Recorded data
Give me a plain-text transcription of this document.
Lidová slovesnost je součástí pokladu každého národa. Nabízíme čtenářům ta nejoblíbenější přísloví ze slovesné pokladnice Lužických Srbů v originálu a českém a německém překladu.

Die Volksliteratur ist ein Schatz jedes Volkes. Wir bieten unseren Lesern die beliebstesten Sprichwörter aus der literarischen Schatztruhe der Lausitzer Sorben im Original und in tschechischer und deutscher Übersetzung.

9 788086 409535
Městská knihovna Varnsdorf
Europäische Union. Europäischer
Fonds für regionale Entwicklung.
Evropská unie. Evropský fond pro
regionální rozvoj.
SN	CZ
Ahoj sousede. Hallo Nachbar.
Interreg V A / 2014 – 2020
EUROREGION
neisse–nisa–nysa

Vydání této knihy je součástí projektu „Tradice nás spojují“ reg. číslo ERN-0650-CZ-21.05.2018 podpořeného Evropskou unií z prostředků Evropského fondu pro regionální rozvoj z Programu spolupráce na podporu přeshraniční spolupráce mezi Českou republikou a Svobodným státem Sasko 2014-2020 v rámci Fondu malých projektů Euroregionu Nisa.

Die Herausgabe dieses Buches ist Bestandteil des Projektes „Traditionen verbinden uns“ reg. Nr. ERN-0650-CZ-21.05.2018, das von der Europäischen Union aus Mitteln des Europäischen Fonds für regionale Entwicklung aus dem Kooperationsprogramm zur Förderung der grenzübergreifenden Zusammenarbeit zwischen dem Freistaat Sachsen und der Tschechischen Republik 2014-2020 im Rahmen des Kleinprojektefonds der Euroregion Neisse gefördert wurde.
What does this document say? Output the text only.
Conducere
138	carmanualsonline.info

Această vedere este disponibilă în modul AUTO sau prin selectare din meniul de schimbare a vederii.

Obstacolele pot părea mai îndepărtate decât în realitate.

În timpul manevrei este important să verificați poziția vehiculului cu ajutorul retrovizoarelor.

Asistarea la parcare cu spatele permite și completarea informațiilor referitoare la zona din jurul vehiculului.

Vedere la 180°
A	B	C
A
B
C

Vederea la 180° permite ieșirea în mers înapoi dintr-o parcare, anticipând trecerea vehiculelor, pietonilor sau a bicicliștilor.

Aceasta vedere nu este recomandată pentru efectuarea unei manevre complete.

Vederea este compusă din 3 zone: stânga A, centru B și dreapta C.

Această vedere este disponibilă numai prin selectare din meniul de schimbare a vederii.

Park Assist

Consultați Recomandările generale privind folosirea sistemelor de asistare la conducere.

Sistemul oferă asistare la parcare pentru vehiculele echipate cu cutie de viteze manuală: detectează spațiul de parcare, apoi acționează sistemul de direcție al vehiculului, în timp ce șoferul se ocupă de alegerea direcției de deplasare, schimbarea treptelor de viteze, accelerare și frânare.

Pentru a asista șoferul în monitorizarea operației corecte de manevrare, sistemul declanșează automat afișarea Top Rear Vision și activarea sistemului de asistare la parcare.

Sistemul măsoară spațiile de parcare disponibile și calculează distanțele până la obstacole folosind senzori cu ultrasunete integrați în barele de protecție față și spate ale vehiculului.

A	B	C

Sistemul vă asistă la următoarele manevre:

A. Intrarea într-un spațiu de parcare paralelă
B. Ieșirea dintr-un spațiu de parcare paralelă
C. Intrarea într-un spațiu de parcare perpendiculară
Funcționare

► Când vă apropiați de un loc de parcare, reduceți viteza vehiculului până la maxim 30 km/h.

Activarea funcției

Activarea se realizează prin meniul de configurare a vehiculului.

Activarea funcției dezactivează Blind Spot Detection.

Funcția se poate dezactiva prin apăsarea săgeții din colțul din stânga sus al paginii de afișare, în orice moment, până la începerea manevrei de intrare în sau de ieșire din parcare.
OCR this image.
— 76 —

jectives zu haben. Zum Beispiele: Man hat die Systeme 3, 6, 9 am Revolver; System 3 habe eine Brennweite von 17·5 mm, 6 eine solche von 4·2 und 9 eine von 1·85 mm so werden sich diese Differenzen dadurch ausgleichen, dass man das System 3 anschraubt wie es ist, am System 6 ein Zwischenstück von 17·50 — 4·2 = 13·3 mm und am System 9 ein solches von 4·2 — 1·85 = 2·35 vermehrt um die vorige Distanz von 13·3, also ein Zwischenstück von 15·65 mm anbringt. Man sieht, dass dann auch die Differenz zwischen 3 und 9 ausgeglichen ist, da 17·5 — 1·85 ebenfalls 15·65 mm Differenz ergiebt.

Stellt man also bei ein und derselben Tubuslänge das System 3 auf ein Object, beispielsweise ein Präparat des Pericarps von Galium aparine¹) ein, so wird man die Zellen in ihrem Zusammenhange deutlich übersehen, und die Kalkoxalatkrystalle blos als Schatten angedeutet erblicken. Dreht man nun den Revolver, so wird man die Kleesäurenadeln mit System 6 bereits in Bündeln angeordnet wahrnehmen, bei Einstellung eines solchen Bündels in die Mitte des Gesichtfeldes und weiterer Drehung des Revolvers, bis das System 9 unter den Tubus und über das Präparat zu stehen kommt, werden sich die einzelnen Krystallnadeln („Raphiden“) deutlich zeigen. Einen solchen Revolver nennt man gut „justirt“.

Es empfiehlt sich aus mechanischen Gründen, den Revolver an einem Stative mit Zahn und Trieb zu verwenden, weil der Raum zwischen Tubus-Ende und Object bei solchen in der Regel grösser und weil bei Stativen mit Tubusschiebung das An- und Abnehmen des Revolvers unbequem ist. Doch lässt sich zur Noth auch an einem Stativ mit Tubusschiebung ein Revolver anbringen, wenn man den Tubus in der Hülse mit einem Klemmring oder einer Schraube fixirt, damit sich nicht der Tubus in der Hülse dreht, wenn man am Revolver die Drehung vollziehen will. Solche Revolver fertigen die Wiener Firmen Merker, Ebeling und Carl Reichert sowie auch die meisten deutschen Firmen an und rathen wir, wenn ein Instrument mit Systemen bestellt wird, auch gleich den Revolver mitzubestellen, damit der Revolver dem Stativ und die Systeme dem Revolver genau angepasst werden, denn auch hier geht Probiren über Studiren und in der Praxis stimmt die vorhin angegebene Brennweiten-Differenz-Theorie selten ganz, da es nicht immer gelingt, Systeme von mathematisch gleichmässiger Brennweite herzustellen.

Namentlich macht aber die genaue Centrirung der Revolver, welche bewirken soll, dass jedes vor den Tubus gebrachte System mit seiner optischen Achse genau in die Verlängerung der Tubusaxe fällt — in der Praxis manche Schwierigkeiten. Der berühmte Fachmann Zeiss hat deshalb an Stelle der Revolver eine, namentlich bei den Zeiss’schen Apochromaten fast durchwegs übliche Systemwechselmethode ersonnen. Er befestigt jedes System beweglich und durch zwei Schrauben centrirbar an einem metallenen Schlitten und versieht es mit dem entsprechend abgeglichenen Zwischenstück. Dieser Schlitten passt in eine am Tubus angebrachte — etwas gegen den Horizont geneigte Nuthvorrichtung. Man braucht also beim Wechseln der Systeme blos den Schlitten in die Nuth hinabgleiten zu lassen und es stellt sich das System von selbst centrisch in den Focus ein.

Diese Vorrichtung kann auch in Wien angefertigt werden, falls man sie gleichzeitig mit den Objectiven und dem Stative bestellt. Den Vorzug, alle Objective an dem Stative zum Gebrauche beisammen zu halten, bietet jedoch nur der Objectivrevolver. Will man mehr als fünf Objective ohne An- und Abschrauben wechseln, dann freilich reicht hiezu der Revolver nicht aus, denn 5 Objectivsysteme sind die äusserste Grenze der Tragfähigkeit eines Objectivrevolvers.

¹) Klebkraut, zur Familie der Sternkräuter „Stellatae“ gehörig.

● What the task requires
Select all lines in the listing above where the word "meniul" appears, and show them.

● Response
Această vedere este disponibilă în modul AUTO sau prin selectare din meniul de schimbare a vederii.
Această vedere este disponibilă numai prin selectare din meniul de schimbare a vederii.
Activarea se realizează prin meniul de configurare a vehiculului.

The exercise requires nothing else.